Reproduce the items below with every "y-tick-label" swapped for "y-axis-tick-text" and nothing else altered. Leave the pictures out.

Visual layout annotation data:

|---|

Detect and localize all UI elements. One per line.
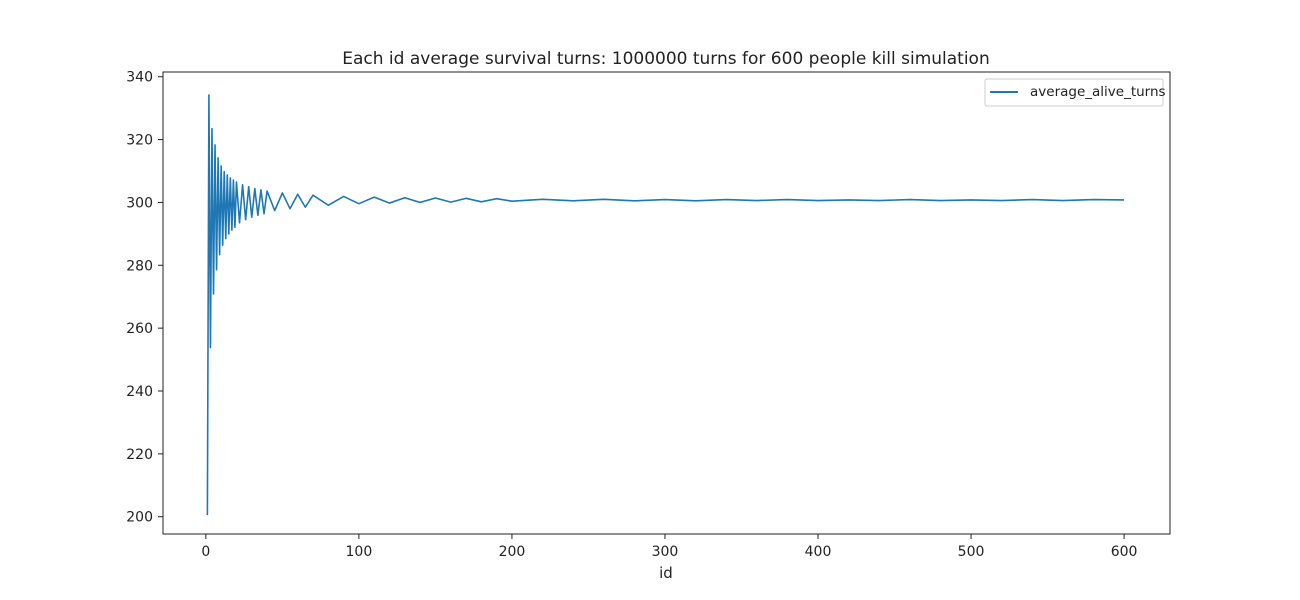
series-layer: [206, 94, 1125, 516]
y-tick-label: 340: [126, 70, 153, 86]
y-tick-label: 200: [126, 510, 153, 526]
y-tick-label: 300: [126, 195, 153, 211]
y-tick-label: 260: [126, 321, 153, 337]
x-tick-label: 400: [805, 544, 832, 560]
y-tick-label: 240: [126, 384, 153, 400]
legend-label: average_alive_turns: [1030, 84, 1166, 100]
y-tick-label: 280: [126, 258, 153, 274]
x-tick-label: 500: [958, 544, 985, 560]
y-tick-label: 320: [126, 133, 153, 149]
legend: average_alive_turns: [984, 78, 1166, 107]
x-tick-label: 300: [652, 544, 679, 560]
x-axis-label: id: [659, 564, 673, 582]
plot-area: [162, 71, 1171, 535]
x-tick-label: 200: [499, 544, 526, 560]
legend-box: [984, 78, 1164, 107]
chart-title: Each id average survival turns: 1000000 …: [342, 49, 989, 69]
x-tick-label: 600: [1111, 544, 1138, 560]
series-line: [206, 94, 1125, 516]
x-tick-label: 0: [201, 544, 210, 560]
x-axis-ticks: 0 100 200 300 400 500 600: [201, 534, 1137, 560]
y-tick-label: 220: [126, 447, 153, 463]
x-tick-label: 100: [346, 544, 373, 560]
y-axis-ticks: 200 220 240 260 280 300 320 340: [126, 70, 163, 526]
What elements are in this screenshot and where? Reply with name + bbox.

|---|

FINISHED TASK:
Detect and localize all UI elements. One per line.
series-layer: [206, 94, 1125, 516]
y-axis-tick-text: 340: [126, 70, 153, 86]
y-axis-tick-text: 200: [126, 510, 153, 526]
y-axis-tick-text: 300: [126, 195, 153, 211]
y-axis-tick-text: 260: [126, 321, 153, 337]
x-tick-label: 400: [805, 544, 832, 560]
y-axis-tick-text: 240: [126, 384, 153, 400]
legend-label: average_alive_turns: [1030, 84, 1166, 100]
y-axis-tick-text: 280: [126, 258, 153, 274]
x-tick-label: 500: [958, 544, 985, 560]
y-axis-tick-text: 320: [126, 133, 153, 149]
legend: average_alive_turns: [984, 78, 1166, 107]
x-tick-label: 300: [652, 544, 679, 560]
x-axis-label: id: [659, 564, 673, 582]
plot-area: [162, 71, 1171, 535]
x-tick-label: 200: [499, 544, 526, 560]
legend-box: [984, 78, 1164, 107]
chart-title: Each id average survival turns: 1000000 …: [342, 49, 989, 69]
x-tick-label: 600: [1111, 544, 1138, 560]
series-line: [206, 94, 1125, 516]
x-tick-label: 0: [201, 544, 210, 560]
x-axis-ticks: 0 100 200 300 400 500 600: [201, 534, 1137, 560]
y-axis-tick-text: 220: [126, 447, 153, 463]
x-tick-label: 100: [346, 544, 373, 560]
y-axis-ticks: 200 220 240 260 280 300 320 340: [126, 70, 163, 526]
What elements are in this screenshot and where? Reply with name + bbox.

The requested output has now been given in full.